>> BEGIN INFORMATION SHOWN

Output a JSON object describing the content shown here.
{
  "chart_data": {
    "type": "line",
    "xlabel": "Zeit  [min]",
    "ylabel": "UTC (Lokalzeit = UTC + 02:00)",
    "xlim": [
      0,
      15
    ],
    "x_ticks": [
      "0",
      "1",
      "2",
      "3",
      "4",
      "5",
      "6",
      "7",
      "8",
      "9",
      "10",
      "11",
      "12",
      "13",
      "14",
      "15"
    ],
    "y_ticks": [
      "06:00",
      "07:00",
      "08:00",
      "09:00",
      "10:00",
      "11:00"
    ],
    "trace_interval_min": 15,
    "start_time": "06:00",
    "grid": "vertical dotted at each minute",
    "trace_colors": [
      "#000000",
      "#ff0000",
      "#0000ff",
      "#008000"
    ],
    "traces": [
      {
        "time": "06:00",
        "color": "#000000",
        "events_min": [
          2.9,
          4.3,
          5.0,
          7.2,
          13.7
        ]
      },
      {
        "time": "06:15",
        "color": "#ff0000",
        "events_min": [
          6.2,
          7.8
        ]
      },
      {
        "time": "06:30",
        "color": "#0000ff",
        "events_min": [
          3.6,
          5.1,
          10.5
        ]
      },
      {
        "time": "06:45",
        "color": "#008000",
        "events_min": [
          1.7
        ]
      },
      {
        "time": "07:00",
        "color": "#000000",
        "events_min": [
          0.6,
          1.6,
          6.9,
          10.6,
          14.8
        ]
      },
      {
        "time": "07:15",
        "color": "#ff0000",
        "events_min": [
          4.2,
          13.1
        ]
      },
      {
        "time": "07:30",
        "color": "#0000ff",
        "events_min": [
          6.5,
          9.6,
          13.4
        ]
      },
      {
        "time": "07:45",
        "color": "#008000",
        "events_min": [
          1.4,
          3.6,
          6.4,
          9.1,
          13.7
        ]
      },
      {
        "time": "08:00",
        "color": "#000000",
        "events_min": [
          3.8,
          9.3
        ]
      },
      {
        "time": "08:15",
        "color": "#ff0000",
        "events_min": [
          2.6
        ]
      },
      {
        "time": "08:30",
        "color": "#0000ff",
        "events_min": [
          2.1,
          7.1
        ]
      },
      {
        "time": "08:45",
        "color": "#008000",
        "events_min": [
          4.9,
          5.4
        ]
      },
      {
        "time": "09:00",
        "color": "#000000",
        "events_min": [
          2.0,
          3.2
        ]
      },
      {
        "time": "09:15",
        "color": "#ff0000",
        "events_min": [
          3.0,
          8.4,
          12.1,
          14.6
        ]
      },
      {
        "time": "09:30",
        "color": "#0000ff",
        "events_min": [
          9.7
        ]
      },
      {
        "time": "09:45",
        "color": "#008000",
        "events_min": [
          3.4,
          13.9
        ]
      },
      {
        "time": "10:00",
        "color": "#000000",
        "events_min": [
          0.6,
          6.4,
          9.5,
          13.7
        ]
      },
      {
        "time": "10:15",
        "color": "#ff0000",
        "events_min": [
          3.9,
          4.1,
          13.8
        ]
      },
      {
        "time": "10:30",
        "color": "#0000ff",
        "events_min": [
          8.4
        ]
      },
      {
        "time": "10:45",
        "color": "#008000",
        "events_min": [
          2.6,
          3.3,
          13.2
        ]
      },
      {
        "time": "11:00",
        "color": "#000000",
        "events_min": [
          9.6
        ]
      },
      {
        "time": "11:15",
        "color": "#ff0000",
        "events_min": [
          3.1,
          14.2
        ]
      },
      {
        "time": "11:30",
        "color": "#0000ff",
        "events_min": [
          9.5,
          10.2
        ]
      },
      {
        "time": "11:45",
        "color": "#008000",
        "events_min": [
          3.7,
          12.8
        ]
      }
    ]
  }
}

>> END INFORMATION SHOWN
>> BEGIN INFORMATION SHOWN

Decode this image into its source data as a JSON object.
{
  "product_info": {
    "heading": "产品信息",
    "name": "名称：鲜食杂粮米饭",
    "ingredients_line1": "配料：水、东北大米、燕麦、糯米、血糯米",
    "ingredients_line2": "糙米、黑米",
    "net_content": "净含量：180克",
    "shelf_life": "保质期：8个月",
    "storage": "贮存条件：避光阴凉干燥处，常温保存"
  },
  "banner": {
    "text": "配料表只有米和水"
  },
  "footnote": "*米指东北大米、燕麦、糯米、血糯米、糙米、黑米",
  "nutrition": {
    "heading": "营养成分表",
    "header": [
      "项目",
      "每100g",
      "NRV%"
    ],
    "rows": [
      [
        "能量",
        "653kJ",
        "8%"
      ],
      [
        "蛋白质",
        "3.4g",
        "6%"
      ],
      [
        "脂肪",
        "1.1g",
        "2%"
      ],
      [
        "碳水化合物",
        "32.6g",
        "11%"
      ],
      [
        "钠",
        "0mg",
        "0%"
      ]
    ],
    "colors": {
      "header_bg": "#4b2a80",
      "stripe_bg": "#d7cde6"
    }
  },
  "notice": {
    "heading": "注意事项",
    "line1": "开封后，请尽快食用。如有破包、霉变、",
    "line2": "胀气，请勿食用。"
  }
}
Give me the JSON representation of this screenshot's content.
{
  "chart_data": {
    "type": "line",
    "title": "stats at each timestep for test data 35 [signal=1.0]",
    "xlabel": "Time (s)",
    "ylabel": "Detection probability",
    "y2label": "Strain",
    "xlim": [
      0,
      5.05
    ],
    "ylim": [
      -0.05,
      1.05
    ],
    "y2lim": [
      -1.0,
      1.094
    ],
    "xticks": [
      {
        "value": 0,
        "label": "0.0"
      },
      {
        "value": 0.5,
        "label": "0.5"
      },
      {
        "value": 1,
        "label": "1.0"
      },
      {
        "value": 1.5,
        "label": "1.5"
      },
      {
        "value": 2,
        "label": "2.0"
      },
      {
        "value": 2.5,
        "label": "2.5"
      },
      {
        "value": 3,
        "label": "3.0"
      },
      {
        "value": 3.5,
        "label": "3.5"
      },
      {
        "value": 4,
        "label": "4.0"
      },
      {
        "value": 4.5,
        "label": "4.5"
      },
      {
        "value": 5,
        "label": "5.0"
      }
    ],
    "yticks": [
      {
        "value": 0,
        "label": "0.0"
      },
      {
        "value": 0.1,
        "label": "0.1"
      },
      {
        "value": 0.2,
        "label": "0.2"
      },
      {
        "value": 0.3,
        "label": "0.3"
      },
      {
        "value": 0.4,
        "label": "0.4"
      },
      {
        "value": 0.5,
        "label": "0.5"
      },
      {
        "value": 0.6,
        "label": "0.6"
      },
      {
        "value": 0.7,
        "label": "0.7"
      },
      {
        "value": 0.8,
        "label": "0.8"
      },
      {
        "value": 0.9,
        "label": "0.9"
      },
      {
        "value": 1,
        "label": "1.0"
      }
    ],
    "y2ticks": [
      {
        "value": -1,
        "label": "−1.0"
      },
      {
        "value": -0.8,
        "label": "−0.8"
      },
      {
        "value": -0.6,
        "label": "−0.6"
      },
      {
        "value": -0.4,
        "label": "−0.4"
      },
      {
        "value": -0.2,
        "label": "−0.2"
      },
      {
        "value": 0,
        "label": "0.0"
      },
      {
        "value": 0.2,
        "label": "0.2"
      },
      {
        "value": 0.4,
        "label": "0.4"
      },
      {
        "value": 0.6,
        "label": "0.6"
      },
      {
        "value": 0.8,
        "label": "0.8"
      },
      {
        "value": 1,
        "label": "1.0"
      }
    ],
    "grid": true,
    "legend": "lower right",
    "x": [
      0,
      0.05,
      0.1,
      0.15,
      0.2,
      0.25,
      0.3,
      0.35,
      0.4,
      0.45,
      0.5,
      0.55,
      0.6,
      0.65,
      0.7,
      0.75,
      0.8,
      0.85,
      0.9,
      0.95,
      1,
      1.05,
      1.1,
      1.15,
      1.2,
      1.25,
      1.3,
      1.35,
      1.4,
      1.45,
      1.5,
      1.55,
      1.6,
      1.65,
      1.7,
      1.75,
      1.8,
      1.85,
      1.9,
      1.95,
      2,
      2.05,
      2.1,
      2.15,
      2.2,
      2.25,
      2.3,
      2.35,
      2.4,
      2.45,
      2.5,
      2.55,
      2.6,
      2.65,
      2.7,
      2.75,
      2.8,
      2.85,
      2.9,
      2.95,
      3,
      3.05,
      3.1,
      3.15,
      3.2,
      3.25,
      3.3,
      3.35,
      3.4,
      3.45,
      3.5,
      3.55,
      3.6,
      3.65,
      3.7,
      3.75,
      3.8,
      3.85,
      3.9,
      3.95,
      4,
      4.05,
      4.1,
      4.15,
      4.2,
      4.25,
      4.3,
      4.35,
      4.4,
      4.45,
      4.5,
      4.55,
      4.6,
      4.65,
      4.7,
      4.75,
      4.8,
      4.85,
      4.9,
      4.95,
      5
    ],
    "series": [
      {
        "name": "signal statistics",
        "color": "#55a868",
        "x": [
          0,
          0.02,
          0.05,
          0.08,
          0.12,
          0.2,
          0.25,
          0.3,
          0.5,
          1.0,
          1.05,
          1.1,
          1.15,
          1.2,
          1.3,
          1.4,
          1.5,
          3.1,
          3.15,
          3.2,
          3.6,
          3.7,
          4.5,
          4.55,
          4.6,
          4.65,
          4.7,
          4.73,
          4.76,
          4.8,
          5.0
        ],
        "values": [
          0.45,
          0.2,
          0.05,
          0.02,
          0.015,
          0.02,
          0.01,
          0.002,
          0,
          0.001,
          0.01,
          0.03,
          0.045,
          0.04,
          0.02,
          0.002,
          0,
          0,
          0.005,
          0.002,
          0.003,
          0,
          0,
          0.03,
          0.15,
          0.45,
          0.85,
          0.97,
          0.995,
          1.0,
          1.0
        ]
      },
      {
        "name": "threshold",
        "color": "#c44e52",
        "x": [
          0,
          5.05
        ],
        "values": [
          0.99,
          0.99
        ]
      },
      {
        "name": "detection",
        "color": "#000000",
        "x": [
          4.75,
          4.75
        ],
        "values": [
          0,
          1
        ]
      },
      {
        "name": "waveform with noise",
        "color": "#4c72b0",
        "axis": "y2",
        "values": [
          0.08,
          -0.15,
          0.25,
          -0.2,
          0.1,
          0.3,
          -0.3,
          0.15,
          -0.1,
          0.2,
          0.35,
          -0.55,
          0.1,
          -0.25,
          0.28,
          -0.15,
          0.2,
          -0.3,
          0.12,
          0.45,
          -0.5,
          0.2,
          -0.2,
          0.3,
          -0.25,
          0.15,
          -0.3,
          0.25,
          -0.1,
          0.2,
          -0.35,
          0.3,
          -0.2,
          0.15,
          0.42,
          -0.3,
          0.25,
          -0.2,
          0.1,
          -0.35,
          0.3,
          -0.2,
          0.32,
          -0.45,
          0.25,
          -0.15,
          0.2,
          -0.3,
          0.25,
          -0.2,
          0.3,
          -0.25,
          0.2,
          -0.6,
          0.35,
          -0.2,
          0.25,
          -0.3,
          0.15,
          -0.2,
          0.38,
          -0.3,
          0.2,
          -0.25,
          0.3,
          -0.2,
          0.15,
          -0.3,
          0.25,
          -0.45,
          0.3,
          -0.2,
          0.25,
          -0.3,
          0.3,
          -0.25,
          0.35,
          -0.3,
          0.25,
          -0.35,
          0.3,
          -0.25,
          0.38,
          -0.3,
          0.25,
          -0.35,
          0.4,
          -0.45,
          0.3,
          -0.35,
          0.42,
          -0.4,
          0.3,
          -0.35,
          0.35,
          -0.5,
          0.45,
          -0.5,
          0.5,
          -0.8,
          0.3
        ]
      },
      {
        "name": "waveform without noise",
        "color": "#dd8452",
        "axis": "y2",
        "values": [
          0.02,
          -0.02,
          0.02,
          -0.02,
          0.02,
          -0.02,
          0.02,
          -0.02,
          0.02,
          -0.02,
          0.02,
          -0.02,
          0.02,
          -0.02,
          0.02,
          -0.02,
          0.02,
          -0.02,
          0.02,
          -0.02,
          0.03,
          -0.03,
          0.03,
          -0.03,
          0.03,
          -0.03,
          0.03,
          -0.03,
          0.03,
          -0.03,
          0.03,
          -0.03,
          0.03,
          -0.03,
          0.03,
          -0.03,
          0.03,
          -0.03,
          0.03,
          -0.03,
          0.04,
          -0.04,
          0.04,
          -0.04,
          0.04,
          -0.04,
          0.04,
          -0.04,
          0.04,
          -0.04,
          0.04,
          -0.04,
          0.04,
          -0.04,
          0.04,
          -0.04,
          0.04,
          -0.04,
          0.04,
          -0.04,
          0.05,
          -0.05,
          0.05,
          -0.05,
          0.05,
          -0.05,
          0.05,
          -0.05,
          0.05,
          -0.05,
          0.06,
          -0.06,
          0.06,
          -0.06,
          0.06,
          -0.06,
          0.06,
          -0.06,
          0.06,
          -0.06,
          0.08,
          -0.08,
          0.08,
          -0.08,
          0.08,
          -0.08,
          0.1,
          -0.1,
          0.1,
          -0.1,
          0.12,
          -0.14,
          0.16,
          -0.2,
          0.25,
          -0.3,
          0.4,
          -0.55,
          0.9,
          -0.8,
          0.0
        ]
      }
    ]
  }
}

>> END INFORMATION SHOWN

> _INSTRUCTIONS TO FOLLOW_
Using the listing above, pull out all lines that hold the word "waveform".

> _REPLY_
        "name": "waveform with noise",
        "name": "waveform without noise",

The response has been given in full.